### WRITTEN TASK
Copy all of the material below exactly.

### INFORMATION SUPPLIED
************

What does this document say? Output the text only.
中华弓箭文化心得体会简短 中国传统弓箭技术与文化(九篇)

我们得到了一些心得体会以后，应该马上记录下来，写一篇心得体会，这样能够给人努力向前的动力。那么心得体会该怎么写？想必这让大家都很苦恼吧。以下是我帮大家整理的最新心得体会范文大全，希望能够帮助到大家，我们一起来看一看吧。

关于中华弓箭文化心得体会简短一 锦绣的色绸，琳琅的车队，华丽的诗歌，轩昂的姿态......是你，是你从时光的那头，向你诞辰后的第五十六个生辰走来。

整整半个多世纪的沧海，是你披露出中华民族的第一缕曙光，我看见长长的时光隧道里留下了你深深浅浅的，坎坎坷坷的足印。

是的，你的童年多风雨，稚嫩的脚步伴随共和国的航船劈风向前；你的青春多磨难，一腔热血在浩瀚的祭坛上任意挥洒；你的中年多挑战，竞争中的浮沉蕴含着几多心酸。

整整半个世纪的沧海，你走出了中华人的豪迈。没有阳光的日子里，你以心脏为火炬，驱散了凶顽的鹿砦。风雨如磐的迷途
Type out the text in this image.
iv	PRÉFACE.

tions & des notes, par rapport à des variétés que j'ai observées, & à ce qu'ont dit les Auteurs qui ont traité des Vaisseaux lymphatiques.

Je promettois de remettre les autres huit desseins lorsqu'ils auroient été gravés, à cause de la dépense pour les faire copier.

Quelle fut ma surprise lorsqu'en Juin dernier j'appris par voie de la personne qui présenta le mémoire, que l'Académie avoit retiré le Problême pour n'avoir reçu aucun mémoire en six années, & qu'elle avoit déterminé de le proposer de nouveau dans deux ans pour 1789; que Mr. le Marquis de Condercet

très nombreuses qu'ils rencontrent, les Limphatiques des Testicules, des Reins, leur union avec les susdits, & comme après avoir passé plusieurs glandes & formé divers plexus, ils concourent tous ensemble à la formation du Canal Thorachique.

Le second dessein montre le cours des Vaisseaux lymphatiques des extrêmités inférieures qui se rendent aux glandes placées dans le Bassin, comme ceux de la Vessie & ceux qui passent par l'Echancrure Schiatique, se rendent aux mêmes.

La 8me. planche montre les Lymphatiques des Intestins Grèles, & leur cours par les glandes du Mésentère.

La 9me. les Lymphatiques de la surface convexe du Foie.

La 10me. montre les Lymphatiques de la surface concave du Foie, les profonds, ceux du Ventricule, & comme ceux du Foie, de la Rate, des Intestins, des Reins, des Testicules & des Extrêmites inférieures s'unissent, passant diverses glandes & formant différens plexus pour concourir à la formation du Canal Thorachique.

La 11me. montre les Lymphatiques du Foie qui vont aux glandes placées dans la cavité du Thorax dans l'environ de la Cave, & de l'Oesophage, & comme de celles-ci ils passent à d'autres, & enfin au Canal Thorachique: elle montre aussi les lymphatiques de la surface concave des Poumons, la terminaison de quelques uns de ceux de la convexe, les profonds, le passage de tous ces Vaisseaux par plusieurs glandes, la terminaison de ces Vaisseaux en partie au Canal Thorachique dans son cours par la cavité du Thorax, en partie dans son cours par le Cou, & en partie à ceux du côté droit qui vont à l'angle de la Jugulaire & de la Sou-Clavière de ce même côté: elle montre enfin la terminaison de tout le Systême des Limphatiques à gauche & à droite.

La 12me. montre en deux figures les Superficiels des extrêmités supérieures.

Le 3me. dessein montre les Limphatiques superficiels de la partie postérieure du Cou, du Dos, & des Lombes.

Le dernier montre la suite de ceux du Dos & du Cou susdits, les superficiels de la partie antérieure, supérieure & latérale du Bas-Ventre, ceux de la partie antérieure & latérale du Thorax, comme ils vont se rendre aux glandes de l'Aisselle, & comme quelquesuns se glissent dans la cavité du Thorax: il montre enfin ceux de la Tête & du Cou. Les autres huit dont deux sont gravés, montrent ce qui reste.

************

### RIGHT ANSWER
What does this document say? Output the text only.
中华弓箭文化心得体会简短 中国传统弓箭技术与文化(九篇)

我们得到了一些心得体会以后，应该马上记录下来，写一篇心得体会，这样能够给人努力向前的动力。那么心得体会该怎么写？想必这让大家都很苦恼吧。以下是我帮大家整理的最新心得体会范文大全，希望能够帮助到大家，我们一起来看一看吧。

关于中华弓箭文化心得体会简短一 锦绣的色绸，琳琅的车队，华丽的诗歌，轩昂的姿态......是你，是你从时光的那头，向你诞辰后的第五十六个生辰走来。

整整半个多世纪的沧海，是你披露出中华民族的第一缕曙光，我看见长长的时光隧道里留下了你深深浅浅的，坎坎坷坷的足印。

是的，你的童年多风雨，稚嫩的脚步伴随共和国的航船劈风向前；你的青春多磨难，一腔热血在浩瀚的祭坛上任意挥洒；你的中年多挑战，竞争中的浮沉蕴含着几多心酸。

整整半个世纪的沧海，你走出了中华人的豪迈。没有阳光的日子里，你以心脏为火炬，驱散了凶顽的鹿砦。风雨如磐的迷途
Type out the text in this image.
iv	PRÉFACE.

tions & des notes, par rapport à des variétés que j'ai observées, & à ce qu'ont dit les Auteurs qui ont traité des Vaisseaux lymphatiques.

Je promettois de remettre les autres huit desseins lorsqu'ils auroient été gravés, à cause de la dépense pour les faire copier.

Quelle fut ma surprise lorsqu'en Juin dernier j'appris par voie de la personne qui présenta le mémoire, que l'Académie avoit retiré le Problême pour n'avoir reçu aucun mémoire en six années, & qu'elle avoit déterminé de le proposer de nouveau dans deux ans pour 1789; que Mr. le Marquis de Condercet

très nombreuses qu'ils rencontrent, les Limphatiques des Testicules, des Reins, leur union avec les susdits, & comme après avoir passé plusieurs glandes & formé divers plexus, ils concourent tous ensemble à la formation du Canal Thorachique.

Le second dessein montre le cours des Vaisseaux lymphatiques des extrêmités inférieures qui se rendent aux glandes placées dans le Bassin, comme ceux de la Vessie & ceux qui passent par l'Echancrure Schiatique, se rendent aux mêmes.

La 8me. planche montre les Lymphatiques des Intestins Grèles, & leur cours par les glandes du Mésentère.

La 9me. les Lymphatiques de la surface convexe du Foie.

La 10me. montre les Lymphatiques de la surface concave du Foie, les profonds, ceux du Ventricule, & comme ceux du Foie, de la Rate, des Intestins, des Reins, des Testicules & des Extrêmites inférieures s'unissent, passant diverses glandes & formant différens plexus pour concourir à la formation du Canal Thorachique.

La 11me. montre les Lymphatiques du Foie qui vont aux glandes placées dans la cavité du Thorax dans l'environ de la Cave, & de l'Oesophage, & comme de celles-ci ils passent à d'autres, & enfin au Canal Thorachique: elle montre aussi les lymphatiques de la surface concave des Poumons, la terminaison de quelques uns de ceux de la convexe, les profonds, le passage de tous ces Vaisseaux par plusieurs glandes, la terminaison de ces Vaisseaux en partie au Canal Thorachique dans son cours par la cavité du Thorax, en partie dans son cours par le Cou, & en partie à ceux du côté droit qui vont à l'angle de la Jugulaire & de la Sou-Clavière de ce même côté: elle montre enfin la terminaison de tout le Systême des Limphatiques à gauche & à droite.

La 12me. montre en deux figures les Superficiels des extrêmités supérieures.

Le 3me. dessein montre les Limphatiques superficiels de la partie postérieure du Cou, du Dos, & des Lombes.

Le dernier montre la suite de ceux du Dos & du Cou susdits, les superficiels de la partie antérieure, supérieure & latérale du Bas-Ventre, ceux de la partie antérieure & latérale du Thorax, comme ils vont se rendre aux glandes de l'Aisselle, & comme quelquesuns se glissent dans la cavité du Thorax: il montre enfin ceux de la Tête & du Cou. Les autres huit dont deux sont gravés, montrent ce qui reste.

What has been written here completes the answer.